**TASK TO COMPLETE:**
All entries are to be copied verbatim, while the pictures stay out.
"""
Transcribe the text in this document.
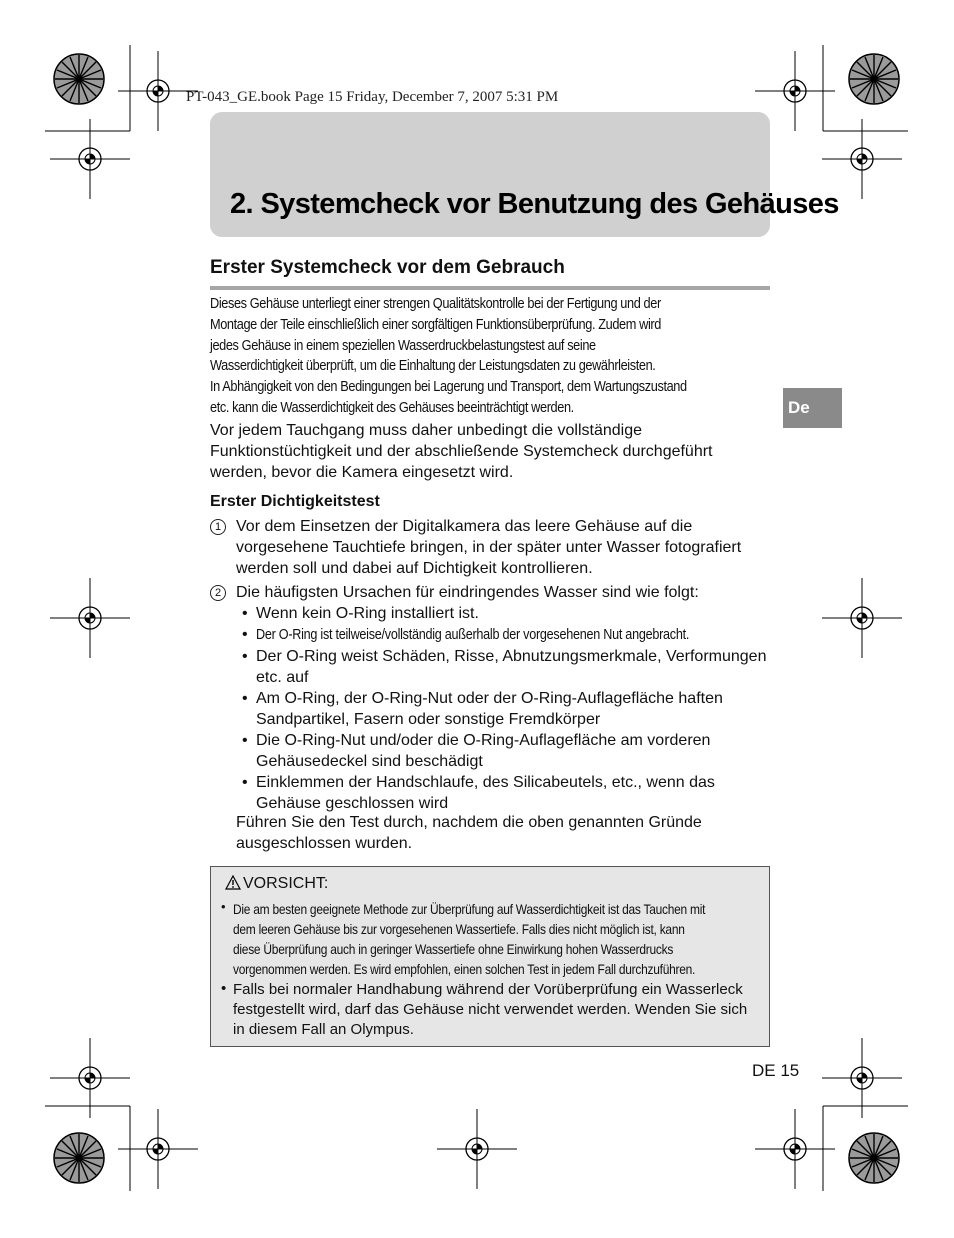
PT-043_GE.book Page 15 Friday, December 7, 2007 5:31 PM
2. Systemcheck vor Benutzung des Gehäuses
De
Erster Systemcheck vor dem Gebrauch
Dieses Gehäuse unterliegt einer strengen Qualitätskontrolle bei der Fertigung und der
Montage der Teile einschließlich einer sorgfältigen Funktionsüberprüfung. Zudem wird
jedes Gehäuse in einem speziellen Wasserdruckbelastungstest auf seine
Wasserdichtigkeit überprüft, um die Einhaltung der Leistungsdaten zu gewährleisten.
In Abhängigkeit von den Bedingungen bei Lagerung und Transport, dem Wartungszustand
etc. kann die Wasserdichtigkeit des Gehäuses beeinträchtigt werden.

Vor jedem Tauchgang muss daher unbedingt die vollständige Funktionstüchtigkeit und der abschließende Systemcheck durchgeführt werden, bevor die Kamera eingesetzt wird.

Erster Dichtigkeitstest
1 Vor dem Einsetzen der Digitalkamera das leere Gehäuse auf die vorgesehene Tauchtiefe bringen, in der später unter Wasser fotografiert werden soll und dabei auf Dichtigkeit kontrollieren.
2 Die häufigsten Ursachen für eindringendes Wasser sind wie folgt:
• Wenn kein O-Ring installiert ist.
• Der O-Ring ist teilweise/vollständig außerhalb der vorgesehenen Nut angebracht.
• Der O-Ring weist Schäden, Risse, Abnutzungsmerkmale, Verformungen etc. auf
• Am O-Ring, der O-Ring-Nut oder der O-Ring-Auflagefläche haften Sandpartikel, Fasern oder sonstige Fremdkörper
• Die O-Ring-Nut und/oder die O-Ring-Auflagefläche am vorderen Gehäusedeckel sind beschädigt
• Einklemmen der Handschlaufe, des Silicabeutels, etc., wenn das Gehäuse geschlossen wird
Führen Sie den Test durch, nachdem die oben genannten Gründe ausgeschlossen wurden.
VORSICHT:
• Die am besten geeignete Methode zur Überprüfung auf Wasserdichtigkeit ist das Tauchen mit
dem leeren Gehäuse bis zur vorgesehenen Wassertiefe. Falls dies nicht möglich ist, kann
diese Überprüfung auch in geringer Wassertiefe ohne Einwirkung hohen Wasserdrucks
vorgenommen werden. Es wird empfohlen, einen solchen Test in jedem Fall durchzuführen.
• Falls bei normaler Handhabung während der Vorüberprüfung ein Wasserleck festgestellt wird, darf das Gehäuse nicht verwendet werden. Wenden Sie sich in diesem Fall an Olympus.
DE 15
"""
**YOUR RESPONSE:**
Transcribe the text in this document.
PT-043_GE.book Page 15 Friday, December 7, 2007 5:31 PM
2. Systemcheck vor Benutzung des Gehäuses
De
Erster Systemcheck vor dem Gebrauch
Dieses Gehäuse unterliegt einer strengen Qualitätskontrolle bei der Fertigung und der
Montage der Teile einschließlich einer sorgfältigen Funktionsüberprüfung. Zudem wird
jedes Gehäuse in einem speziellen Wasserdruckbelastungstest auf seine
Wasserdichtigkeit überprüft, um die Einhaltung der Leistungsdaten zu gewährleisten.
In Abhängigkeit von den Bedingungen bei Lagerung und Transport, dem Wartungszustand
etc. kann die Wasserdichtigkeit des Gehäuses beeinträchtigt werden.

Vor jedem Tauchgang muss daher unbedingt die vollständige Funktionstüchtigkeit und der abschließende Systemcheck durchgeführt werden, bevor die Kamera eingesetzt wird.

Erster Dichtigkeitstest
1 Vor dem Einsetzen der Digitalkamera das leere Gehäuse auf die vorgesehene Tauchtiefe bringen, in der später unter Wasser fotografiert werden soll und dabei auf Dichtigkeit kontrollieren.
2 Die häufigsten Ursachen für eindringendes Wasser sind wie folgt:
• Wenn kein O-Ring installiert ist.
• Der O-Ring ist teilweise/vollständig außerhalb der vorgesehenen Nut angebracht.
• Der O-Ring weist Schäden, Risse, Abnutzungsmerkmale, Verformungen etc. auf
• Am O-Ring, der O-Ring-Nut oder der O-Ring-Auflagefläche haften Sandpartikel, Fasern oder sonstige Fremdkörper
• Die O-Ring-Nut und/oder die O-Ring-Auflagefläche am vorderen Gehäusedeckel sind beschädigt
• Einklemmen der Handschlaufe, des Silicabeutels, etc., wenn das Gehäuse geschlossen wird
Führen Sie den Test durch, nachdem die oben genannten Gründe ausgeschlossen wurden.
VORSICHT:
• Die am besten geeignete Methode zur Überprüfung auf Wasserdichtigkeit ist das Tauchen mit
dem leeren Gehäuse bis zur vorgesehenen Wassertiefe. Falls dies nicht möglich ist, kann
diese Überprüfung auch in geringer Wassertiefe ohne Einwirkung hohen Wasserdrucks
vorgenommen werden. Es wird empfohlen, einen solchen Test in jedem Fall durchzuführen.
• Falls bei normaler Handhabung während der Vorüberprüfung ein Wasserleck festgestellt wird, darf das Gehäuse nicht verwendet werden. Wenden Sie sich in diesem Fall an Olympus.
DE 15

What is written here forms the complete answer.